----- The records
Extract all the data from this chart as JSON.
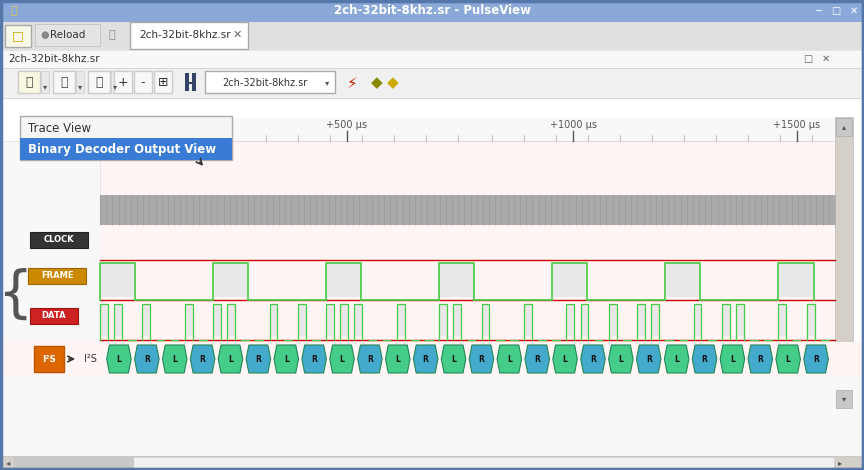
{
  "title": "2ch-32bit-8khz.sr - PulseView",
  "tab_text": "2ch-32bit-8khz.sr",
  "filename": "2ch-32bit-8khz.sr",
  "window_bg": "#d4d0c8",
  "titlebar_color": "#8aa8d8",
  "menu_bg": "#f5f5f5",
  "menu_item": "Trace View",
  "menu_item_selected": "Binary Decoder Output View",
  "menu_selected_bg": "#3a7bd5",
  "menu_selected_fg": "#ffffff",
  "time_labels": [
    "+500 µs",
    "+1000 µs",
    "+1500 µs"
  ],
  "time_label_xpx": [
    347,
    573,
    797
  ],
  "channel_labels": [
    "CLOCK",
    "FRAME",
    "DATA"
  ],
  "signal_area_bg": "#fff5f5",
  "inner_bg": "#ffffff",
  "gray_bar_color": "#aaaaaa",
  "clock_signal_color": "#e0e0e0",
  "red_line_color": "#cc0000",
  "green_line_color": "#44cc44",
  "frame_pulse_fill": "#e8e8e8",
  "data_pulse_fill": "#e8e8e8",
  "decode_L_color": "#44cc88",
  "decode_R_color": "#44aacc",
  "decode_text_color": "#111111",
  "decode_edge_color": "#228855",
  "i2s_label_bg": "#dd6600",
  "clock_label_bg": "#333333",
  "frame_label_bg": "#cc8800",
  "data_label_bg": "#cc2222",
  "scrollbar_bg": "#d4d0c8",
  "scrollbar_track": "#f0f0f0",
  "tab_bar_bg": "#e0e0e0",
  "toolbar_bg": "#f0f0f0",
  "content_bg": "#ffffff",
  "decode_labels": [
    "L",
    "R",
    "L",
    "R",
    "L",
    "R",
    "L",
    "R",
    "L",
    "R",
    "L",
    "R",
    "L",
    "R",
    "L",
    "R",
    "L",
    "R",
    "L",
    "R",
    "L",
    "R",
    "L",
    "R",
    "L",
    "R"
  ]
}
----------
# Given exercise
Extract all the entries word for word; omit any pictures.

# Output
Extract all the data from this chart as JSON.
{
  "title": "2ch-32bit-8khz.sr - PulseView",
  "tab_text": "2ch-32bit-8khz.sr",
  "filename": "2ch-32bit-8khz.sr",
  "window_bg": "#d4d0c8",
  "titlebar_color": "#8aa8d8",
  "menu_bg": "#f5f5f5",
  "menu_item": "Trace View",
  "menu_item_selected": "Binary Decoder Output View",
  "menu_selected_bg": "#3a7bd5",
  "menu_selected_fg": "#ffffff",
  "time_labels": [
    "+500 µs",
    "+1000 µs",
    "+1500 µs"
  ],
  "time_label_xpx": [
    347,
    573,
    797
  ],
  "channel_labels": [
    "CLOCK",
    "FRAME",
    "DATA"
  ],
  "signal_area_bg": "#fff5f5",
  "inner_bg": "#ffffff",
  "gray_bar_color": "#aaaaaa",
  "clock_signal_color": "#e0e0e0",
  "red_line_color": "#cc0000",
  "green_line_color": "#44cc44",
  "frame_pulse_fill": "#e8e8e8",
  "data_pulse_fill": "#e8e8e8",
  "decode_L_color": "#44cc88",
  "decode_R_color": "#44aacc",
  "decode_text_color": "#111111",
  "decode_edge_color": "#228855",
  "i2s_label_bg": "#dd6600",
  "clock_label_bg": "#333333",
  "frame_label_bg": "#cc8800",
  "data_label_bg": "#cc2222",
  "scrollbar_bg": "#d4d0c8",
  "scrollbar_track": "#f0f0f0",
  "tab_bar_bg": "#e0e0e0",
  "toolbar_bg": "#f0f0f0",
  "content_bg": "#ffffff",
  "decode_labels": [
    "L",
    "R",
    "L",
    "R",
    "L",
    "R",
    "L",
    "R",
    "L",
    "R",
    "L",
    "R",
    "L",
    "R",
    "L",
    "R",
    "L",
    "R",
    "L",
    "R",
    "L",
    "R",
    "L",
    "R",
    "L",
    "R"
  ]
}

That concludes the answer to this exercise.